[WHAT TO WORK ON] Where the string "bottom" occurs in the material below, report the whole line.

=== SOURCE RECORDS ===

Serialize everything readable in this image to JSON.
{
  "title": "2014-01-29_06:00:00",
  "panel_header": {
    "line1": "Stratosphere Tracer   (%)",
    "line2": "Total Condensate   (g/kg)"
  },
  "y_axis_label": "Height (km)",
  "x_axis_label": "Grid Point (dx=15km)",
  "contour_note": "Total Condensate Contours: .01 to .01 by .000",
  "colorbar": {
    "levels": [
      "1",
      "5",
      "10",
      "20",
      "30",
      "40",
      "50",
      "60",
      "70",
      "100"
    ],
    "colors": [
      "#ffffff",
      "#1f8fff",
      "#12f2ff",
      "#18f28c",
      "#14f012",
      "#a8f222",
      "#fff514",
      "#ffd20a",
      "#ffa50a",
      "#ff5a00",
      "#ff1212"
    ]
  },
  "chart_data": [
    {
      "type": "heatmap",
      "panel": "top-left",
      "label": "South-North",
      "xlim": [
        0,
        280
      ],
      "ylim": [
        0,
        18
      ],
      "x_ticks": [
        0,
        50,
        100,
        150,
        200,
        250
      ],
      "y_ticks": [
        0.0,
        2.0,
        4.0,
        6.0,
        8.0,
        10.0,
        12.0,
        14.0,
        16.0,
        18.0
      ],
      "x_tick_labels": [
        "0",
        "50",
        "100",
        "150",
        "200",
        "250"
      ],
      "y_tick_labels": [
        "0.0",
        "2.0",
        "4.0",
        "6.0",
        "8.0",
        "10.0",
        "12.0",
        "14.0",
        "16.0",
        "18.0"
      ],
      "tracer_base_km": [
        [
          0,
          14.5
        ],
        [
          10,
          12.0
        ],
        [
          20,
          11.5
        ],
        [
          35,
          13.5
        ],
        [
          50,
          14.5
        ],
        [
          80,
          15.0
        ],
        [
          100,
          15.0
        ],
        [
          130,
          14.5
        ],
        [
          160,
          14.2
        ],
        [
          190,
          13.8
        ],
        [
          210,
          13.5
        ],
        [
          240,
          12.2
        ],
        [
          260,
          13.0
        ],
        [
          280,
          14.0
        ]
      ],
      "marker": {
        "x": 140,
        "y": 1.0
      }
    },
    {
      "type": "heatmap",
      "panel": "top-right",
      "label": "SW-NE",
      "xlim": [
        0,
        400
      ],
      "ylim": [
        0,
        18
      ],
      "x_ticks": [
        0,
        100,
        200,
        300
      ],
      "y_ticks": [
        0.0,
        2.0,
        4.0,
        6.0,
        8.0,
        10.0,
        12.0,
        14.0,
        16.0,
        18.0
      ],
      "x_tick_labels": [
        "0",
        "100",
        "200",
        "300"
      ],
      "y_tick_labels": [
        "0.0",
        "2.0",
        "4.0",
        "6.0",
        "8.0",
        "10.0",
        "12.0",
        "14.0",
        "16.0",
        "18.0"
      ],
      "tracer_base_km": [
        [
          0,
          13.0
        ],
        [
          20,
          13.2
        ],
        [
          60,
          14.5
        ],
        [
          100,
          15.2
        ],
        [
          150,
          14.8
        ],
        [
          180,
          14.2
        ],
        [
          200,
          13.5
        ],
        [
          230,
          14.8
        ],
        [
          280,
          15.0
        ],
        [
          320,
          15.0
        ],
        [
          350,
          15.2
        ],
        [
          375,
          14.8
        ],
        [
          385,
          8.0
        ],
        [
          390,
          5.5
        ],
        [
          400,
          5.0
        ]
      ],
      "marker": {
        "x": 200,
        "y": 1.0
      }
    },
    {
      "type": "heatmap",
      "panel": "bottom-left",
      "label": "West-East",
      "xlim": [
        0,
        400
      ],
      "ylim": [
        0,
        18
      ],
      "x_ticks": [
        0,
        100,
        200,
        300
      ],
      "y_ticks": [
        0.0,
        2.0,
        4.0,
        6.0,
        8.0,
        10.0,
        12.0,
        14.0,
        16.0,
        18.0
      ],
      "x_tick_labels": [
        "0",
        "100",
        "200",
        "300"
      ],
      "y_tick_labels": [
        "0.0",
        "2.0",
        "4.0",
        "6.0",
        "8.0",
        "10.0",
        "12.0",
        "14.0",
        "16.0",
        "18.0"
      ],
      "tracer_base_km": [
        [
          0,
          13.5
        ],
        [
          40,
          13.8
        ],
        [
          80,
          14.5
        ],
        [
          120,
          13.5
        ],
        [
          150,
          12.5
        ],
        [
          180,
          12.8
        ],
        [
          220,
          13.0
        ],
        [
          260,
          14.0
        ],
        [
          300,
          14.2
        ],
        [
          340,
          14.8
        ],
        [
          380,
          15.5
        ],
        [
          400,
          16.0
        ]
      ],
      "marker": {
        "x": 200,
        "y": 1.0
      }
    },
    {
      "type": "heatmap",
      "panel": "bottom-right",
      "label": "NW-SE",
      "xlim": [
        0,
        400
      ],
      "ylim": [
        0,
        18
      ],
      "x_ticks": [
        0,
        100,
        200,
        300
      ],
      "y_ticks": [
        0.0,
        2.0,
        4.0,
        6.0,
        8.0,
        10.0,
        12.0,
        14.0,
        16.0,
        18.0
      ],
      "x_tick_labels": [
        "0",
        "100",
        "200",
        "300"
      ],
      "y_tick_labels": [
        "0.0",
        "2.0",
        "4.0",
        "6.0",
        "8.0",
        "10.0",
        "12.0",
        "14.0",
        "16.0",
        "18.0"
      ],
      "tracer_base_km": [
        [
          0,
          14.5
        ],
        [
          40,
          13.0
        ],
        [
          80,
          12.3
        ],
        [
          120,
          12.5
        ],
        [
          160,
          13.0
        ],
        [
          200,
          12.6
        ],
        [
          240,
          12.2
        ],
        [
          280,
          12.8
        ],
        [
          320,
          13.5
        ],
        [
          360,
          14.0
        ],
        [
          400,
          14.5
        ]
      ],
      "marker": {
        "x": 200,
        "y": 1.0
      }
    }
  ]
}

===

[THE RESPONSE]
      "panel": "bottom-left",
      "panel": "bottom-right",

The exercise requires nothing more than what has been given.